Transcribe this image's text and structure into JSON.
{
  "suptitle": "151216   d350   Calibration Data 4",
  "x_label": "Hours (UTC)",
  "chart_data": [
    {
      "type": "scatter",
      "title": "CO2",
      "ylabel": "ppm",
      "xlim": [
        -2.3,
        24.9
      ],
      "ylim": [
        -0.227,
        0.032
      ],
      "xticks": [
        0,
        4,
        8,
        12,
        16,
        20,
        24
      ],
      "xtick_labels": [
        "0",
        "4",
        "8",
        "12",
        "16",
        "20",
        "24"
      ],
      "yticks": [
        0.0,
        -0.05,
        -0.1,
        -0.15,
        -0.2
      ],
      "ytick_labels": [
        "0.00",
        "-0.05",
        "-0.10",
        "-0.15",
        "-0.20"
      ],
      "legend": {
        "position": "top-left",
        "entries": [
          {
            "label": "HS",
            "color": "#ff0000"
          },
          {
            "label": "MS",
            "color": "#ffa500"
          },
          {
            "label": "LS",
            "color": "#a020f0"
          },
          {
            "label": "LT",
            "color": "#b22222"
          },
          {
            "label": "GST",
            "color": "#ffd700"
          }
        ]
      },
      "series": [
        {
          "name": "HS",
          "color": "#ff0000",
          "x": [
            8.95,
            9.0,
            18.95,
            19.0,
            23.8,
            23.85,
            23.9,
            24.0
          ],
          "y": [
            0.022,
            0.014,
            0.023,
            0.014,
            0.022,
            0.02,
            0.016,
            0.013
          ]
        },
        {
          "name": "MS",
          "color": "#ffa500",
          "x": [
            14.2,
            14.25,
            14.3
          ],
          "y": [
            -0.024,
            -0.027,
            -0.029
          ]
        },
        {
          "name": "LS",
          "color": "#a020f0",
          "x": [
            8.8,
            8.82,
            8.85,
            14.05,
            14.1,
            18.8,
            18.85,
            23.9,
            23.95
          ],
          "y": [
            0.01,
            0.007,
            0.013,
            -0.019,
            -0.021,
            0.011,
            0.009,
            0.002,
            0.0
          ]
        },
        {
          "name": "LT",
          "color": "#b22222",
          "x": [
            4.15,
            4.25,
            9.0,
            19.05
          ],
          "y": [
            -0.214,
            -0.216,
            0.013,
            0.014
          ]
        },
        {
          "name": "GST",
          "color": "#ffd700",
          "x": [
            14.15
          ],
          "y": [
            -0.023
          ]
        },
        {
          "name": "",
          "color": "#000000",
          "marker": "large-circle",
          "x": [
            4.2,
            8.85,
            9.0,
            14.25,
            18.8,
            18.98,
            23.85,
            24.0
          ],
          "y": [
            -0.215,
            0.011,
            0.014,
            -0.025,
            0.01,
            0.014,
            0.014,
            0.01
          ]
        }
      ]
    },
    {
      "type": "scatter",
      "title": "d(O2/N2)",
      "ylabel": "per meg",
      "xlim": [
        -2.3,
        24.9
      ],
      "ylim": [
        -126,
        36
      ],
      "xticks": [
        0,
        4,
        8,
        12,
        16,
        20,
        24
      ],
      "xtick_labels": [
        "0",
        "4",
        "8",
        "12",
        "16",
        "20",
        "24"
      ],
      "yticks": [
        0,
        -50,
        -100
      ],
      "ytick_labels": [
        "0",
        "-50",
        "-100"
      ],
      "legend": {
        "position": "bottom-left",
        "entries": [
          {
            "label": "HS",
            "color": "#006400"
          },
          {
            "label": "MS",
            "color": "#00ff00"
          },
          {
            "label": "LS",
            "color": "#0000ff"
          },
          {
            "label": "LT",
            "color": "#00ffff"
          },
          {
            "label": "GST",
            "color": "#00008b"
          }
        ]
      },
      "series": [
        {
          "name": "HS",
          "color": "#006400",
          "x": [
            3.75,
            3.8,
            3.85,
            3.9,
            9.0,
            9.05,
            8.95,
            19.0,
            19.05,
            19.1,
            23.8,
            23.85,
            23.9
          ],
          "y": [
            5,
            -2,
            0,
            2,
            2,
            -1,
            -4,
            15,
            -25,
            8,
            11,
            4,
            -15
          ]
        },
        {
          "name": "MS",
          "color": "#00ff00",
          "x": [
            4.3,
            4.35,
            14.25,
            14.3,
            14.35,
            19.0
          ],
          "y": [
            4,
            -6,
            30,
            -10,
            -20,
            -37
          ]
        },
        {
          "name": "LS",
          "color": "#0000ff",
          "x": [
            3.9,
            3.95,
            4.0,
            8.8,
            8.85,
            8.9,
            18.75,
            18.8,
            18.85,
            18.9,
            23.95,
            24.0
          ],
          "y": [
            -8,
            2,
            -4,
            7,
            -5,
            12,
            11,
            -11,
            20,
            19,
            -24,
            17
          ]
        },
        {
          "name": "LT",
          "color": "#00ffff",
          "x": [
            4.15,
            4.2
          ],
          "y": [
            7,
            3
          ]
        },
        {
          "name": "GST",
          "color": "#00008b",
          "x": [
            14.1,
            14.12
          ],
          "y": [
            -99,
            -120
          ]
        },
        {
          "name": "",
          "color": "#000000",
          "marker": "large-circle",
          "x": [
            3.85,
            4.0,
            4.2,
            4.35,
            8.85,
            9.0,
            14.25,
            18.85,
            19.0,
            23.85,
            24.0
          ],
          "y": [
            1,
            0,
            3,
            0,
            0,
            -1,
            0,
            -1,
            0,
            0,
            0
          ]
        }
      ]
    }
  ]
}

▶ **What the task requires**
Reproduce every line of the material above exactly.

▶ **Written solution**
Transcribe this image's text and structure into JSON.
{
  "suptitle": "151216   d350   Calibration Data 4",
  "x_label": "Hours (UTC)",
  "chart_data": [
    {
      "type": "scatter",
      "title": "CO2",
      "ylabel": "ppm",
      "xlim": [
        -2.3,
        24.9
      ],
      "ylim": [
        -0.227,
        0.032
      ],
      "xticks": [
        0,
        4,
        8,
        12,
        16,
        20,
        24
      ],
      "xtick_labels": [
        "0",
        "4",
        "8",
        "12",
        "16",
        "20",
        "24"
      ],
      "yticks": [
        0.0,
        -0.05,
        -0.1,
        -0.15,
        -0.2
      ],
      "ytick_labels": [
        "0.00",
        "-0.05",
        "-0.10",
        "-0.15",
        "-0.20"
      ],
      "legend": {
        "position": "top-left",
        "entries": [
          {
            "label": "HS",
            "color": "#ff0000"
          },
          {
            "label": "MS",
            "color": "#ffa500"
          },
          {
            "label": "LS",
            "color": "#a020f0"
          },
          {
            "label": "LT",
            "color": "#b22222"
          },
          {
            "label": "GST",
            "color": "#ffd700"
          }
        ]
      },
      "series": [
        {
          "name": "HS",
          "color": "#ff0000",
          "x": [
            8.95,
            9.0,
            18.95,
            19.0,
            23.8,
            23.85,
            23.9,
            24.0
          ],
          "y": [
            0.022,
            0.014,
            0.023,
            0.014,
            0.022,
            0.02,
            0.016,
            0.013
          ]
        },
        {
          "name": "MS",
          "color": "#ffa500",
          "x": [
            14.2,
            14.25,
            14.3
          ],
          "y": [
            -0.024,
            -0.027,
            -0.029
          ]
        },
        {
          "name": "LS",
          "color": "#a020f0",
          "x": [
            8.8,
            8.82,
            8.85,
            14.05,
            14.1,
            18.8,
            18.85,
            23.9,
            23.95
          ],
          "y": [
            0.01,
            0.007,
            0.013,
            -0.019,
            -0.021,
            0.011,
            0.009,
            0.002,
            0.0
          ]
        },
        {
          "name": "LT",
          "color": "#b22222",
          "x": [
            4.15,
            4.25,
            9.0,
            19.05
          ],
          "y": [
            -0.214,
            -0.216,
            0.013,
            0.014
          ]
        },
        {
          "name": "GST",
          "color": "#ffd700",
          "x": [
            14.15
          ],
          "y": [
            -0.023
          ]
        },
        {
          "name": "",
          "color": "#000000",
          "marker": "large-circle",
          "x": [
            4.2,
            8.85,
            9.0,
            14.25,
            18.8,
            18.98,
            23.85,
            24.0
          ],
          "y": [
            -0.215,
            0.011,
            0.014,
            -0.025,
            0.01,
            0.014,
            0.014,
            0.01
          ]
        }
      ]
    },
    {
      "type": "scatter",
      "title": "d(O2/N2)",
      "ylabel": "per meg",
      "xlim": [
        -2.3,
        24.9
      ],
      "ylim": [
        -126,
        36
      ],
      "xticks": [
        0,
        4,
        8,
        12,
        16,
        20,
        24
      ],
      "xtick_labels": [
        "0",
        "4",
        "8",
        "12",
        "16",
        "20",
        "24"
      ],
      "yticks": [
        0,
        -50,
        -100
      ],
      "ytick_labels": [
        "0",
        "-50",
        "-100"
      ],
      "legend": {
        "position": "bottom-left",
        "entries": [
          {
            "label": "HS",
            "color": "#006400"
          },
          {
            "label": "MS",
            "color": "#00ff00"
          },
          {
            "label": "LS",
            "color": "#0000ff"
          },
          {
            "label": "LT",
            "color": "#00ffff"
          },
          {
            "label": "GST",
            "color": "#00008b"
          }
        ]
      },
      "series": [
        {
          "name": "HS",
          "color": "#006400",
          "x": [
            3.75,
            3.8,
            3.85,
            3.9,
            9.0,
            9.05,
            8.95,
            19.0,
            19.05,
            19.1,
            23.8,
            23.85,
            23.9
          ],
          "y": [
            5,
            -2,
            0,
            2,
            2,
            -1,
            -4,
            15,
            -25,
            8,
            11,
            4,
            -15
          ]
        },
        {
          "name": "MS",
          "color": "#00ff00",
          "x": [
            4.3,
            4.35,
            14.25,
            14.3,
            14.35,
            19.0
          ],
          "y": [
            4,
            -6,
            30,
            -10,
            -20,
            -37
          ]
        },
        {
          "name": "LS",
          "color": "#0000ff",
          "x": [
            3.9,
            3.95,
            4.0,
            8.8,
            8.85,
            8.9,
            18.75,
            18.8,
            18.85,
            18.9,
            23.95,
            24.0
          ],
          "y": [
            -8,
            2,
            -4,
            7,
            -5,
            12,
            11,
            -11,
            20,
            19,
            -24,
            17
          ]
        },
        {
          "name": "LT",
          "color": "#00ffff",
          "x": [
            4.15,
            4.2
          ],
          "y": [
            7,
            3
          ]
        },
        {
          "name": "GST",
          "color": "#00008b",
          "x": [
            14.1,
            14.12
          ],
          "y": [
            -99,
            -120
          ]
        },
        {
          "name": "",
          "color": "#000000",
          "marker": "large-circle",
          "x": [
            3.85,
            4.0,
            4.2,
            4.35,
            8.85,
            9.0,
            14.25,
            18.85,
            19.0,
            23.85,
            24.0
          ],
          "y": [
            1,
            0,
            3,
            0,
            0,
            -1,
            0,
            -1,
            0,
            0,
            0
          ]
        }
      ]
    }
  ]
}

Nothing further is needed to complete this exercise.